-- Start Records for this exercise --

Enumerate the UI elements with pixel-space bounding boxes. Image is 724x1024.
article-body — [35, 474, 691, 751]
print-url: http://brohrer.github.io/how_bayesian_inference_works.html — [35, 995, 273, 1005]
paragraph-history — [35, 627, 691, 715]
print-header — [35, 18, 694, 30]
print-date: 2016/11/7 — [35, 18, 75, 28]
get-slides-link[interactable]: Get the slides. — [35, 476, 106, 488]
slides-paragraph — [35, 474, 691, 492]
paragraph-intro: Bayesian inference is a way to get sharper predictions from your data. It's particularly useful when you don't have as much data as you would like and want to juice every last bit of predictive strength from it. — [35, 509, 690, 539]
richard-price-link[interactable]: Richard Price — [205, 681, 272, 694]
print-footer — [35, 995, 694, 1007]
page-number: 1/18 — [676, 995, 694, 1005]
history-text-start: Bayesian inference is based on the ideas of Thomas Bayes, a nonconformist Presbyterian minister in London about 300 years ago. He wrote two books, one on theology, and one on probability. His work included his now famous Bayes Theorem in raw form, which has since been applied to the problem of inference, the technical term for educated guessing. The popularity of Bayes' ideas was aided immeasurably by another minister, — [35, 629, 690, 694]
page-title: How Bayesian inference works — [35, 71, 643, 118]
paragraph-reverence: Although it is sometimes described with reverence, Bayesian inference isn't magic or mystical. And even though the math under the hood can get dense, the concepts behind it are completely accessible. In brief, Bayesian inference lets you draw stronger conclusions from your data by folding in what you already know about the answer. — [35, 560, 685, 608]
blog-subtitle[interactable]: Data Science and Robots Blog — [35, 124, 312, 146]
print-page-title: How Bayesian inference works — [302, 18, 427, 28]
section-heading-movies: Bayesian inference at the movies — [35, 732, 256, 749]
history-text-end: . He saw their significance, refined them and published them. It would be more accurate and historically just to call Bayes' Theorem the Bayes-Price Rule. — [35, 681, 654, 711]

-- End Records for this exercise --

## [Short exercise]
Arrange the lines as a numbered list, from the first line through the line containing "section-heading-movies: Bayesian inference", skipping any blank lines.

## [Response below]
1. Enumerate the UI elements with pixel-space bounding boxes. Image is 724x1024.
2. article-body — [35, 474, 691, 751]
3. print-url: http://brohrer.github.io/how_bayesian_inference_works.html — [35, 995, 273, 1005]
4. paragraph-history — [35, 627, 691, 715]
5. print-header — [35, 18, 694, 30]
6. print-date: 2016/11/7 — [35, 18, 75, 28]
7. get-slides-link[interactable]: Get the slides. — [35, 476, 106, 488]
8. slides-paragraph — [35, 474, 691, 492]
9. paragraph-intro: Bayesian inference is a way to get sharper predictions from your data. It's particularly useful when you don't have as much data as you would like and want to juice every last bit of predictive strength from it. — [35, 509, 690, 539]
10. richard-price-link[interactable]: Richard Price — [205, 681, 272, 694]
11. print-footer — [35, 995, 694, 1007]
12. page-number: 1/18 — [676, 995, 694, 1005]
13. history-text-start: Bayesian inference is based on the ideas of Thomas Bayes, a nonconformist Presbyterian minister in London about 300 years ago. He wrote two books, one on theology, and one on probability. His work included his now famous Bayes Theorem in raw form, which has since been applied to the problem of inference, the technical term for educated guessing. The popularity of Bayes' ideas was aided immeasurably by another minister, — [35, 629, 690, 694]
14. page-title: How Bayesian inference works — [35, 71, 643, 118]
15. paragraph-reverence: Although it is sometimes described with reverence, Bayesian inference isn't magic or mystical. And even though the math under the hood can get dense, the concepts behind it are completely accessible. In brief, Bayesian inference lets you draw stronger conclusions from your data by folding in what you already know about the answer. — [35, 560, 685, 608]
16. blog-subtitle[interactable]: Data Science and Robots Blog — [35, 124, 312, 146]
17. print-page-title: How Bayesian inference works — [302, 18, 427, 28]
18. section-heading-movies: Bayesian inference at the movies — [35, 732, 256, 749]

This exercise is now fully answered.